— Request —
Read the records below. Copy each line where the string "xlabel" occurs.

— Data rows —
────────

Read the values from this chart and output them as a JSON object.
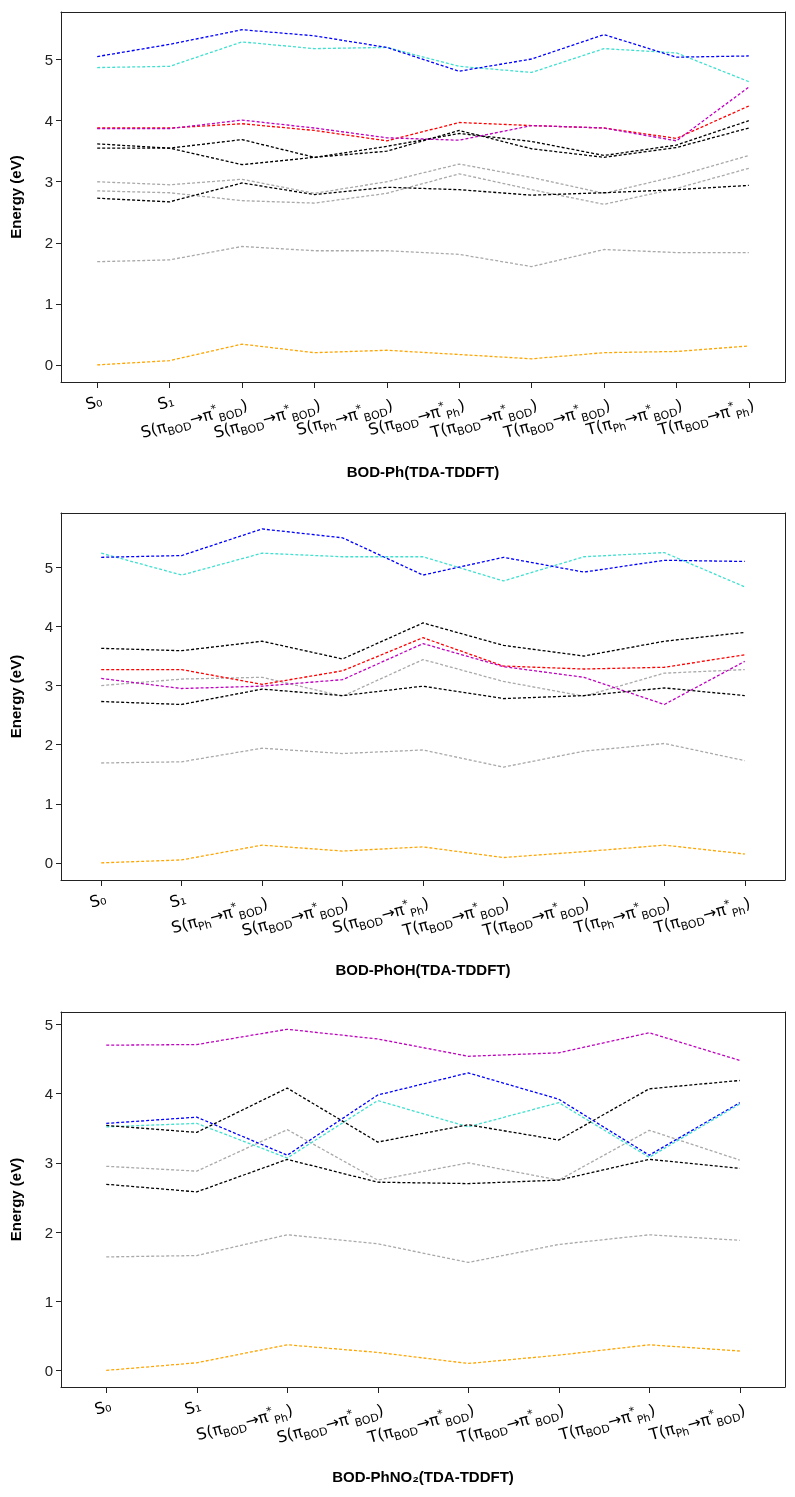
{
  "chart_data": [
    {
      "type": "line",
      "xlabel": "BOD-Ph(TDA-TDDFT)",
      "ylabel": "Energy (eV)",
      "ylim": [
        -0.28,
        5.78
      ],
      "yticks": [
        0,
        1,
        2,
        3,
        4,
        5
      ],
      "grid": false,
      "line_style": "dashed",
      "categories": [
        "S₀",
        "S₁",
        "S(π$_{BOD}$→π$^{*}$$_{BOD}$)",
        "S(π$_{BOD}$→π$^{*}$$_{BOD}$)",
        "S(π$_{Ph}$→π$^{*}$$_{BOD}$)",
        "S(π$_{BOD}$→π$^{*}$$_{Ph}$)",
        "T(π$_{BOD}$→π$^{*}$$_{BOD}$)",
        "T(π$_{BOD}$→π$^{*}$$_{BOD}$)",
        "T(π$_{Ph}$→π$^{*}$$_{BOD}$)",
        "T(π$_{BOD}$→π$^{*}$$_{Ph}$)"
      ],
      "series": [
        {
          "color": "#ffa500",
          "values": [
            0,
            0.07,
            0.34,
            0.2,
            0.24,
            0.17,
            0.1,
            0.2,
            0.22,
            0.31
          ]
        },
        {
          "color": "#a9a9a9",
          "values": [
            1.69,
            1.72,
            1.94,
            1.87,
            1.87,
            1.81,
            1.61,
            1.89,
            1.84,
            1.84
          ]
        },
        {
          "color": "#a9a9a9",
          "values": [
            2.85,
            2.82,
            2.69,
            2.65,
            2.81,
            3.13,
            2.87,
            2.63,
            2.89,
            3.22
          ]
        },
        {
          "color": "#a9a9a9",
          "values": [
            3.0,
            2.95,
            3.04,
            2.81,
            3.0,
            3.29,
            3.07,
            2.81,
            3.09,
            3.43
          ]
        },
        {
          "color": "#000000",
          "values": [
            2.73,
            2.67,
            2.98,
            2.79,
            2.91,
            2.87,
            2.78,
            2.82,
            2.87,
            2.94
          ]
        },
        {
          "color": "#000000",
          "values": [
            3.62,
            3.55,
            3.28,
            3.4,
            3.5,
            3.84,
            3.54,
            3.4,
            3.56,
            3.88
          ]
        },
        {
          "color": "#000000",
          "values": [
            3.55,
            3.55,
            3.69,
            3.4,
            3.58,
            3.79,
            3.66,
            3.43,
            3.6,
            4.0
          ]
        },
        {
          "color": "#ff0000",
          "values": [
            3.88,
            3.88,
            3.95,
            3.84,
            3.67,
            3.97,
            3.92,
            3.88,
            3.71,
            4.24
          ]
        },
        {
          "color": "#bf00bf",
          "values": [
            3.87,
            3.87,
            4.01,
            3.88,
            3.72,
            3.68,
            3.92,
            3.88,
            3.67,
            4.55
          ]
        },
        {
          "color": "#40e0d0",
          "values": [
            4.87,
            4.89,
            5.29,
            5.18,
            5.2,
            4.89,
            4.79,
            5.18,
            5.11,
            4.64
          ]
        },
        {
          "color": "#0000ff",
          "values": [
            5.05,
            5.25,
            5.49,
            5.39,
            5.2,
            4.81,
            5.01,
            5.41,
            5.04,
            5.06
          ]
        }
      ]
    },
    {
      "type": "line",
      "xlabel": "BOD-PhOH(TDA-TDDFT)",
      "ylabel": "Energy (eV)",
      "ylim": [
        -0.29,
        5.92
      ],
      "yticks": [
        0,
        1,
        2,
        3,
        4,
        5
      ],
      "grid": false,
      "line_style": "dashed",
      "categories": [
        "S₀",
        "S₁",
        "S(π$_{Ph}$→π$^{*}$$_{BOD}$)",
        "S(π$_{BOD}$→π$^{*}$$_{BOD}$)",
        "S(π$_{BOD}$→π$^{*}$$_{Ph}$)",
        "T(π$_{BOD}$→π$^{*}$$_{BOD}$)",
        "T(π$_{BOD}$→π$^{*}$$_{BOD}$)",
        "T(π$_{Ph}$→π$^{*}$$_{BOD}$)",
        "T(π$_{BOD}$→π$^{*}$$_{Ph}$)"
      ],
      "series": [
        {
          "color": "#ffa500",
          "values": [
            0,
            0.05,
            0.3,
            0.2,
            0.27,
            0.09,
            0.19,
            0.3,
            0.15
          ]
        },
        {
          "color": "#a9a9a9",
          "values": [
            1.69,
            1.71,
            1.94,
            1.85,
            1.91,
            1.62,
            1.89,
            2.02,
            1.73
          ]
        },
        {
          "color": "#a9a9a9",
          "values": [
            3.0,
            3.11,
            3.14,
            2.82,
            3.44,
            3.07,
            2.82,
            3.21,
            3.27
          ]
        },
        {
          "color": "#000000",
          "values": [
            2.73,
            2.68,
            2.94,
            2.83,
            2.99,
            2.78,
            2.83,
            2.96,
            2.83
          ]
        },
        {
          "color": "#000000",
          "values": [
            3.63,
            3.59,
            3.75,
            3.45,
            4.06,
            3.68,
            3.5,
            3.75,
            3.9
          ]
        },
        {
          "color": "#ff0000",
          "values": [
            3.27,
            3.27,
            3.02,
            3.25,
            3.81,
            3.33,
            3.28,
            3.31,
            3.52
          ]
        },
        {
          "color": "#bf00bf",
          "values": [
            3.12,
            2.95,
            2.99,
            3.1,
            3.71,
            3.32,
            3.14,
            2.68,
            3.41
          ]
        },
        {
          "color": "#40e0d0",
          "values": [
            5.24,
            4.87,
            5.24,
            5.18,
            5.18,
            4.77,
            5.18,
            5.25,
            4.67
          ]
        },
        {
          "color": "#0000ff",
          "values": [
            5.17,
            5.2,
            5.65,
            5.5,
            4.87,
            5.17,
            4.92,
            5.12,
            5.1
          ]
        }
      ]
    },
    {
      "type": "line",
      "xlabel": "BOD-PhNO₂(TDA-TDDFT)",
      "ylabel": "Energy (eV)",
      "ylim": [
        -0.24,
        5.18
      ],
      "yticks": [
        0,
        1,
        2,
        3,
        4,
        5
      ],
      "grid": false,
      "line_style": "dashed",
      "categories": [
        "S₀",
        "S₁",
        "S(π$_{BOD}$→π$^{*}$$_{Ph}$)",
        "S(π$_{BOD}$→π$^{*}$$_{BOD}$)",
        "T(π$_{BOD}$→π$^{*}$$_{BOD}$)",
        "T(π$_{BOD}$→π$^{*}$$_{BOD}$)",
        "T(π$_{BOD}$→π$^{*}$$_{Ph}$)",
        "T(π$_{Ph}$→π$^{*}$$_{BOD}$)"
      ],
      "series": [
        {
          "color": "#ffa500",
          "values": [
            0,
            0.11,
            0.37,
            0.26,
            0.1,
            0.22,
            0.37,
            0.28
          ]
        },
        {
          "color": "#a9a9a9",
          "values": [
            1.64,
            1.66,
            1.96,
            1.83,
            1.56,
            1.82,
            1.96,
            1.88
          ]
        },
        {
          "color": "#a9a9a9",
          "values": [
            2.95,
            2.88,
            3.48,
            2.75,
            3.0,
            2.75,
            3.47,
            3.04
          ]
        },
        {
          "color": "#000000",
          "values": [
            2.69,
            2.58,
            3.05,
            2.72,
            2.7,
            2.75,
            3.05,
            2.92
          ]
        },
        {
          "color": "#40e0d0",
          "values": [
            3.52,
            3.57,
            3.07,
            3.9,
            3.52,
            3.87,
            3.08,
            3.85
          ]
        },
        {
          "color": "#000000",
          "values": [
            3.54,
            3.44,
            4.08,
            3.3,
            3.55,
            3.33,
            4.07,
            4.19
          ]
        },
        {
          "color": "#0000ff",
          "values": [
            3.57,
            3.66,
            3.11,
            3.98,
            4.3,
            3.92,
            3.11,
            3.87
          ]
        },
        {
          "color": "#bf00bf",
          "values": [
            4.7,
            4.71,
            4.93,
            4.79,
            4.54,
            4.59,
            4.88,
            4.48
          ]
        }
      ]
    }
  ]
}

────────

— The solution —
      "xlabel": "BOD-Ph(TDA-TDDFT)",
      "xlabel": "BOD-PhOH(TDA-TDDFT)",
      "xlabel": "BOD-PhNO₂(TDA-TDDFT)",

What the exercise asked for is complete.